From the listing below, extract every line containing "Transactions".

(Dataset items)
** START **
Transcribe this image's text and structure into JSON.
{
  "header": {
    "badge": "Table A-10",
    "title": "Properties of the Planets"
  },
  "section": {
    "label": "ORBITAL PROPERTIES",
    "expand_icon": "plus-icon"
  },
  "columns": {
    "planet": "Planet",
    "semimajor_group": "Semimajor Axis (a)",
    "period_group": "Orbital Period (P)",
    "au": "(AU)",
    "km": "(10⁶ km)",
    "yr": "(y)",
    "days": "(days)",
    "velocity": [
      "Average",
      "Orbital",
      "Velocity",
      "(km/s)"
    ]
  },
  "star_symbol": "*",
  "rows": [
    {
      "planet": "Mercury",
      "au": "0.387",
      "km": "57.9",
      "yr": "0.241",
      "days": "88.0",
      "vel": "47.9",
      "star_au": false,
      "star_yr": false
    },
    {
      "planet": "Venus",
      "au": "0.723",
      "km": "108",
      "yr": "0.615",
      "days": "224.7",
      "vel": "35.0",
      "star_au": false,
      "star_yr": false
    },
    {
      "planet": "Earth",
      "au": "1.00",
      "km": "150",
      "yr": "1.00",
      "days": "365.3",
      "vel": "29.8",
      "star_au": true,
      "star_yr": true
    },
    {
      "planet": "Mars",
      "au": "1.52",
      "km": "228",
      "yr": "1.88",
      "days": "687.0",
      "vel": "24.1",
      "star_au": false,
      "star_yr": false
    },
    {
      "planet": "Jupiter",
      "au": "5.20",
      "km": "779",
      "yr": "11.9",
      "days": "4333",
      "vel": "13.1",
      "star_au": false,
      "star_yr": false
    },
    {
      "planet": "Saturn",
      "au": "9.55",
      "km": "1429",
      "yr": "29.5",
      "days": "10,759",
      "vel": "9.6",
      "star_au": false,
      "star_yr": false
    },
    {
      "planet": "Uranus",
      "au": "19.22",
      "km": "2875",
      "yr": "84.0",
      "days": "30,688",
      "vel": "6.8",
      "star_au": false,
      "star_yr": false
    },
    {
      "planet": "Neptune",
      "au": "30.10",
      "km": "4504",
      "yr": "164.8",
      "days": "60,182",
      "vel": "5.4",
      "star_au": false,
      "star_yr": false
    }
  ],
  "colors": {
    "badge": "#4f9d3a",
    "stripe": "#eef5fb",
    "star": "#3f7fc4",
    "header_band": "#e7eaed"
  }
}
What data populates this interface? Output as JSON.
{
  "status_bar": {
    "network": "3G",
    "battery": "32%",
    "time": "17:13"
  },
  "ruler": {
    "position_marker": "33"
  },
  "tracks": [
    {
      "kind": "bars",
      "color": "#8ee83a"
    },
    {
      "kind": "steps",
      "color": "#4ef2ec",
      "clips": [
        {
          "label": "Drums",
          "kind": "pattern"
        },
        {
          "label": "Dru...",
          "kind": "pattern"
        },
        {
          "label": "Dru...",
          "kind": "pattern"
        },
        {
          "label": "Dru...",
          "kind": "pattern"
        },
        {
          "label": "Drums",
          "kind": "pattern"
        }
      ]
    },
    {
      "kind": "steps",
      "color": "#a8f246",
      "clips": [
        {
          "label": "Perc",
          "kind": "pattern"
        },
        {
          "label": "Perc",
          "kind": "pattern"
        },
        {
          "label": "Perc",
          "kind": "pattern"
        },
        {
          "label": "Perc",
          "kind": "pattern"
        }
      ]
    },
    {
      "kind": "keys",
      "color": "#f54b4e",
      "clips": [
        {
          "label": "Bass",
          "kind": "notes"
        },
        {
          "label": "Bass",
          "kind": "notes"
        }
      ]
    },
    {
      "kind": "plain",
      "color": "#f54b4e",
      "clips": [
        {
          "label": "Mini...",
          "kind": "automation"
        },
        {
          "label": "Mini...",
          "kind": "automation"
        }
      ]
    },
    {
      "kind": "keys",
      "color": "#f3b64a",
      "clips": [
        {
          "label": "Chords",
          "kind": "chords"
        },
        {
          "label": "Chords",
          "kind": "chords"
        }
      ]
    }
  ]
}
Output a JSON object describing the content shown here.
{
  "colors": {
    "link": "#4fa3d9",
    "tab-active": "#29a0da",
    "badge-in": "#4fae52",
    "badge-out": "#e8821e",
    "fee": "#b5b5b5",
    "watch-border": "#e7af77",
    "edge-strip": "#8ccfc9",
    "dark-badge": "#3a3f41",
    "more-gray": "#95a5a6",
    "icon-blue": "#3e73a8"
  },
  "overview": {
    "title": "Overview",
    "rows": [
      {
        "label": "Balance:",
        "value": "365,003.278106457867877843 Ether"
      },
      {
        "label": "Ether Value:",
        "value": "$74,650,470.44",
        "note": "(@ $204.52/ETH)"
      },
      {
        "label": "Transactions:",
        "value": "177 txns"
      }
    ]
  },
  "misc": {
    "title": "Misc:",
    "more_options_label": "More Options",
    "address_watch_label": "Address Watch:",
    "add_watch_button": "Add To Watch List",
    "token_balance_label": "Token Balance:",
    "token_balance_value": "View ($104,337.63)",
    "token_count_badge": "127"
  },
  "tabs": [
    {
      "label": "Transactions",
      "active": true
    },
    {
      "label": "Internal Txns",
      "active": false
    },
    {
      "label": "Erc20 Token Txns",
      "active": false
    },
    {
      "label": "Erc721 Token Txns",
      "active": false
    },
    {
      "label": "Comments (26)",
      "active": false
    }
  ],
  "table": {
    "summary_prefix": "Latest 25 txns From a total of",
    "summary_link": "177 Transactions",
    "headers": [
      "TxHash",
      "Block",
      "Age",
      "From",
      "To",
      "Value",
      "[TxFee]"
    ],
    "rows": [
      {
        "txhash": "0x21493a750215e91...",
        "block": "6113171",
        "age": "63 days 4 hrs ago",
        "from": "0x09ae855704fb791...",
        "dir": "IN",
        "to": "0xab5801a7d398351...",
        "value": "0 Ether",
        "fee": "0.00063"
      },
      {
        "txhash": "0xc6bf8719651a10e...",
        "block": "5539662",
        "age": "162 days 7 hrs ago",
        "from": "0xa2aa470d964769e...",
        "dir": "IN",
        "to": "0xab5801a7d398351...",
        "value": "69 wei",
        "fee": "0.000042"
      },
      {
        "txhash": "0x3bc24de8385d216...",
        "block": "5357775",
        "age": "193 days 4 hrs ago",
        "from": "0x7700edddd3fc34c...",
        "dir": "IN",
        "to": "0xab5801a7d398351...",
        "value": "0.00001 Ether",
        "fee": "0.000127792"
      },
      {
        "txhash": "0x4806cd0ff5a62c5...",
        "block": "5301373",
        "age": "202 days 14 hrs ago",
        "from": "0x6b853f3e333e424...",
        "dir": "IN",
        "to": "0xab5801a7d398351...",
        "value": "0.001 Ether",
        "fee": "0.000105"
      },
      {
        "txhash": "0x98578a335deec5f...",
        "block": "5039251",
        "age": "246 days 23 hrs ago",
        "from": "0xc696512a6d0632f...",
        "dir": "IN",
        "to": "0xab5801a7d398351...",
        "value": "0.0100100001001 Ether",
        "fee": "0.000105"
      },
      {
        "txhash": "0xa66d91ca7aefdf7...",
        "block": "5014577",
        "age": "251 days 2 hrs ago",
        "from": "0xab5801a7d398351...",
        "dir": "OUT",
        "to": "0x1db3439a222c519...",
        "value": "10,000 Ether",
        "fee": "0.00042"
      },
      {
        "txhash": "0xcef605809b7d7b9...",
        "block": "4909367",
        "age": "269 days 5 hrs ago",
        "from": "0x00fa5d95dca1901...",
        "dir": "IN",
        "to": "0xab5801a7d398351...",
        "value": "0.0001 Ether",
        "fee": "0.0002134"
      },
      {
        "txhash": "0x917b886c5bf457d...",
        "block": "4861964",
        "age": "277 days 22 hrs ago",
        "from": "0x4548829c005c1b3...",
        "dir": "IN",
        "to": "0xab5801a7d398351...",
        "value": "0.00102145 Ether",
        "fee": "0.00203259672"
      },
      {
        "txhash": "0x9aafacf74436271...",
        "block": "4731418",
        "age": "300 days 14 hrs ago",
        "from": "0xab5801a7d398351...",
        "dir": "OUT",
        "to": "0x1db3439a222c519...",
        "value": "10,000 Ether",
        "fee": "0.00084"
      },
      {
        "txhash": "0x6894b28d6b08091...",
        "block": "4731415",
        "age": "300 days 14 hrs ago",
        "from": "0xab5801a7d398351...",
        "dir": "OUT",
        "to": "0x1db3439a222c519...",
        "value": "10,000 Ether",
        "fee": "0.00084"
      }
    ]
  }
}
** END **
TASK OUTPUT
        "label": "Transactions:",
      "label": "Transactions",
    "summary_link": "177 Transactions",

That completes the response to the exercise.